***** PASSAGE GIVEN *****
Thatching material used for thatched roof buildings

A Thatched covered cottage
Types of Covering for Thatch Buildings

Thatched roof materials

When it comes to the type of materials used in thatched roofs there are a number of different options available. Traditionally, materials were selected for use because they were easily available locally.  Some types of covering like woodchip which was found in Sussex and was very popular have now fallen in to disuse. Nowadays with excellent transport links, the location of the reeds is not such an important factor.

Combed Wheat Read

Combed Wheat Reed thatch is also known as Devon Reed and it is the most widely used type of thatching material in Devon and the West Country.

Reeds are harvested whilst young, making them more hardwearing, then bundled, stacked and combed to remove the ears. This combed reed is then laid on to the roof in thick bundles with the sharp ends, called “butts”, protruding to aid carrying water away from the roof.

The appearance of Combed Wheat Reed thatching is rounded as the wheat is soft and pliable. Hazel branches called “spars” are used to hold the thatch in to place on the ridge of the roof. These “spars” are often patterned to add decoration.
***** RECORD EXTRACTS *****
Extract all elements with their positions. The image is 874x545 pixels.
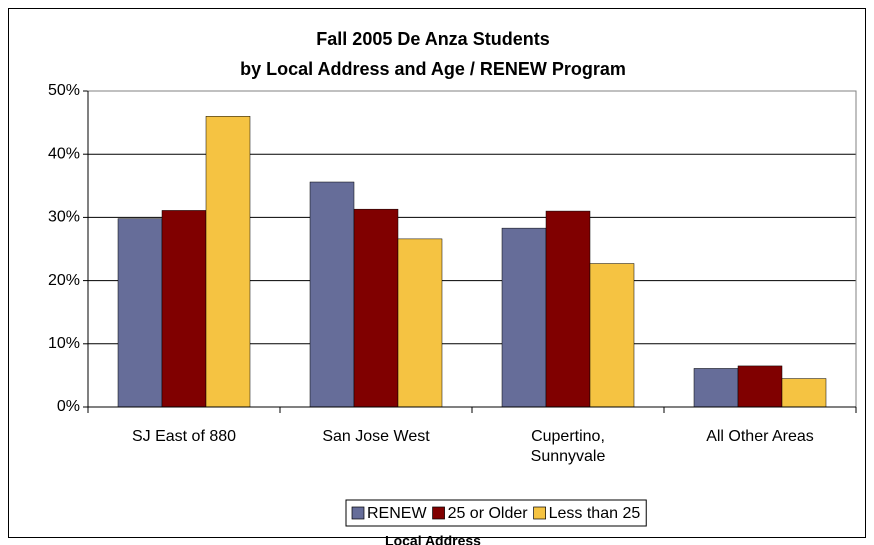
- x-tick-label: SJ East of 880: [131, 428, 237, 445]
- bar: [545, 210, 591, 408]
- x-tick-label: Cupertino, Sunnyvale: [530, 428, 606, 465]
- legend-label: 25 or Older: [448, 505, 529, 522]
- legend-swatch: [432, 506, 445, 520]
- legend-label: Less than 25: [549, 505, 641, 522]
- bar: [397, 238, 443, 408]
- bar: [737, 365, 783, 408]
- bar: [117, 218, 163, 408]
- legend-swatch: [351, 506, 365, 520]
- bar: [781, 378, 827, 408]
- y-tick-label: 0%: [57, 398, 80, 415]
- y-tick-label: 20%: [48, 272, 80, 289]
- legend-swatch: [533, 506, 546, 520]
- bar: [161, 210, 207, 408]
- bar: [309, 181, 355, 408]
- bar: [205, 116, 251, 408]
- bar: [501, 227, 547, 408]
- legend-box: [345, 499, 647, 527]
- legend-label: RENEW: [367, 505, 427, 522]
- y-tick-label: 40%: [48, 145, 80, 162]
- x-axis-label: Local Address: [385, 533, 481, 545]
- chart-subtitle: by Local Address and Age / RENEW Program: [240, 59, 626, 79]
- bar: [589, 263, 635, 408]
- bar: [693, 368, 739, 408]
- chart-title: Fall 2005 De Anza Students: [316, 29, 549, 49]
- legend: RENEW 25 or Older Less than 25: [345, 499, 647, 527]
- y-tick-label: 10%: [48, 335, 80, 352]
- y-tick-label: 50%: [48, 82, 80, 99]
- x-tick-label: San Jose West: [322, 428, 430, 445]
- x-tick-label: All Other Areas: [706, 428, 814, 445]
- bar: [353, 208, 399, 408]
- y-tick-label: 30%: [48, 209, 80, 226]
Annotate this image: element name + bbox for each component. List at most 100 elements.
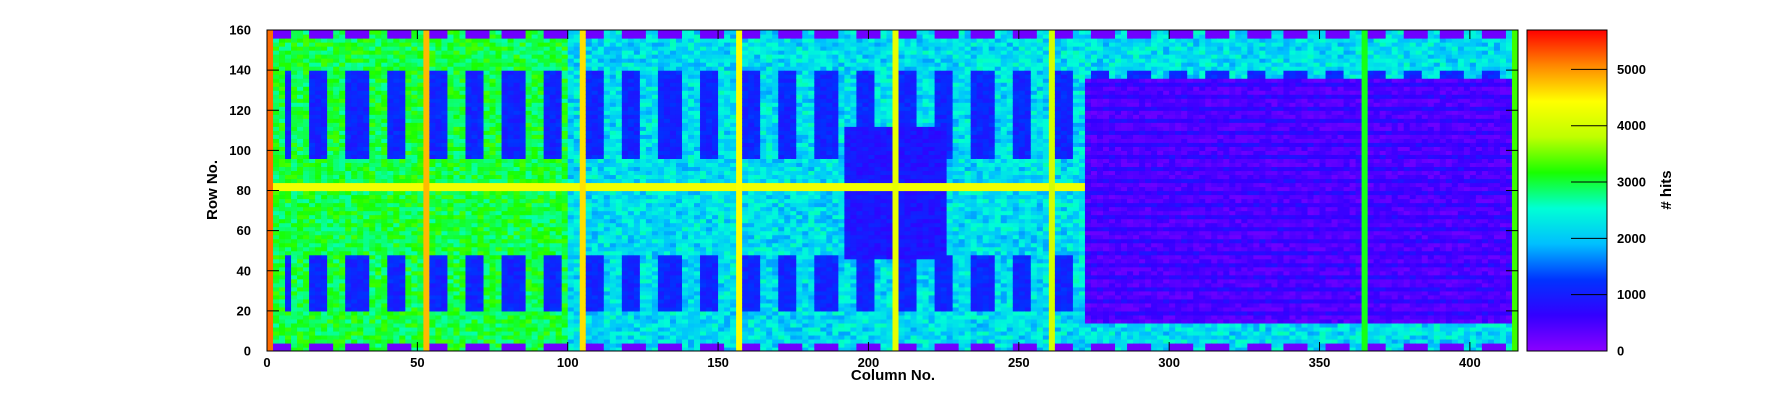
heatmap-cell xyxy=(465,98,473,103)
*****
■ WRITTEN TASKS:
a - Extract from the thatching passage the part starting at "Thatching material used" and ending at "an important factor.".
b - According to the thatching passage, what other name is Combed Wheat Reed thatch known by?
c - Decide whether each statement agrees with the thatching passage, answering yes or no for each:
(i) Woodchip covering, once popular in Sussex, is still in common use.
(ii) Reeds for Combed Wheat Reed are harvested while young.
(iii) Combed Wheat Reed thatching has an angular appearance.

■ TASK-BY-TASK RESULTS:
a -
Thatching material used for thatched roof buildings

A Thatched covered cottage
Types of Covering for Thatch Buildings

Thatched roof materials

When it comes to the type of materials used in thatched roofs there are a number of different options available. Traditionally, materials were selected for use because they were easily available locally.  Some types of covering like woodchip which was found in Sussex and was very popular have now fallen in to disuse. Nowadays with excellent transport links, the location of the reeds is not such an important factor.

b - Devon Reed.

c -
(i) No: "have now fallen in to disuse."
(ii) Yes: "Reeds are harvested whilst young, making them more hardwearing."
(iii) No: "The appearance of Combed Wheat Reed thatching is rounded."